(Request)
Find every line below that contains the string "START", matching case exactly, and copy each of those lines.

Bounding box entries

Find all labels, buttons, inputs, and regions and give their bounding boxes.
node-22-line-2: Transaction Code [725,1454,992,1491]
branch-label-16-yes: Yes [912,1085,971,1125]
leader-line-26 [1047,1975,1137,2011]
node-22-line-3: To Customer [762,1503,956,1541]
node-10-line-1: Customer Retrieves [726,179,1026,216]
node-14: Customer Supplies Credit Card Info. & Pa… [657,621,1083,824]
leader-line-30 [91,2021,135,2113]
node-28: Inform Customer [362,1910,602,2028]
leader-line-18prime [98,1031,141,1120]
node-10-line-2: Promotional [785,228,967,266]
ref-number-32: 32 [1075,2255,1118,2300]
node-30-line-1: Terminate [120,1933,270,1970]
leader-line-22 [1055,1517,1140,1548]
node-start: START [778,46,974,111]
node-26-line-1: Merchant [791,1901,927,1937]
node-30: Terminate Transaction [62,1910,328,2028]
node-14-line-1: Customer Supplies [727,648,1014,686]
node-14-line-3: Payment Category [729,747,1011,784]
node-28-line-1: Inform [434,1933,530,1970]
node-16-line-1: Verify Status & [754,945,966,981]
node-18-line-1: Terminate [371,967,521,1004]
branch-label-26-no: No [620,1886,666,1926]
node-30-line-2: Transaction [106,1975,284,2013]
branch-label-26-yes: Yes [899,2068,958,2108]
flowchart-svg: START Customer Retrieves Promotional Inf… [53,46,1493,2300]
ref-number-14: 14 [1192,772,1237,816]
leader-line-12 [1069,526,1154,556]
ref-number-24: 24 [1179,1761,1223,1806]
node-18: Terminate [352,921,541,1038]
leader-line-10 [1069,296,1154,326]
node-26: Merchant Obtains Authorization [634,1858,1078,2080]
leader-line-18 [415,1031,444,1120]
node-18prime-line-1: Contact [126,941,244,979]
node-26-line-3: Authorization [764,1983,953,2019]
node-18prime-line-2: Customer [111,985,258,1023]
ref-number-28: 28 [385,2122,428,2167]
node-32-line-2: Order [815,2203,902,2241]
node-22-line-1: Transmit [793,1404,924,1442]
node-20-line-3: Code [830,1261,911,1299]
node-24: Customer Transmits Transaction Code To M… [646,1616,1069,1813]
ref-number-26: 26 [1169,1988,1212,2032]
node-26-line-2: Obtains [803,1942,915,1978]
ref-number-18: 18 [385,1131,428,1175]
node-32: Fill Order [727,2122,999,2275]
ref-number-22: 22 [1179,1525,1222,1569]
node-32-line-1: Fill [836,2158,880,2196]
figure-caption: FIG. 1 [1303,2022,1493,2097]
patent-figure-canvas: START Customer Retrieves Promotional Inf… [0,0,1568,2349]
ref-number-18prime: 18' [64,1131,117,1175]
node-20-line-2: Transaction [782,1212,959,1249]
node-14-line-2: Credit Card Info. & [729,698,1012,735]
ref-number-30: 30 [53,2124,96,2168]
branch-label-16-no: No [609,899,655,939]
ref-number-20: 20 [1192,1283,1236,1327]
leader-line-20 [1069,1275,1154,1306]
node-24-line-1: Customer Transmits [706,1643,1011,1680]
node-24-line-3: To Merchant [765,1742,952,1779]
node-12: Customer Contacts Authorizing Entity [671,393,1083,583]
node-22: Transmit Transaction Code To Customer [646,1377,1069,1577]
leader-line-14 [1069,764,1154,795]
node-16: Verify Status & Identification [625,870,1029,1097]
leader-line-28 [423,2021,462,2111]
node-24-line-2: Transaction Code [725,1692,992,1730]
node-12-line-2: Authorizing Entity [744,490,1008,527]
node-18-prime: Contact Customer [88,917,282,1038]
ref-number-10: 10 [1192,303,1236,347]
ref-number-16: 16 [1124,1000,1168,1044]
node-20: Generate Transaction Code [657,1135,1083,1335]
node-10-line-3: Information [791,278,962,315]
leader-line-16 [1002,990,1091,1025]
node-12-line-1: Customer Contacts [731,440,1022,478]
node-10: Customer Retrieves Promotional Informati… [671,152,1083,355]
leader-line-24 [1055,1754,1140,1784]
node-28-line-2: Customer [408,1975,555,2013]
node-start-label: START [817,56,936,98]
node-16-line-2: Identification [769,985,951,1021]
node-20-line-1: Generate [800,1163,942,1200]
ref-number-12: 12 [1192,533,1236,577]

(Expected answer)
node-start: START [778,46,974,111]
flowchart-svg: START Customer Retrieves Promotional Inf… [53,46,1493,2300]
patent-figure-canvas: START Customer Retrieves Promotional Inf… [0,0,1568,2349]
node-start-label: START [817,56,936,98]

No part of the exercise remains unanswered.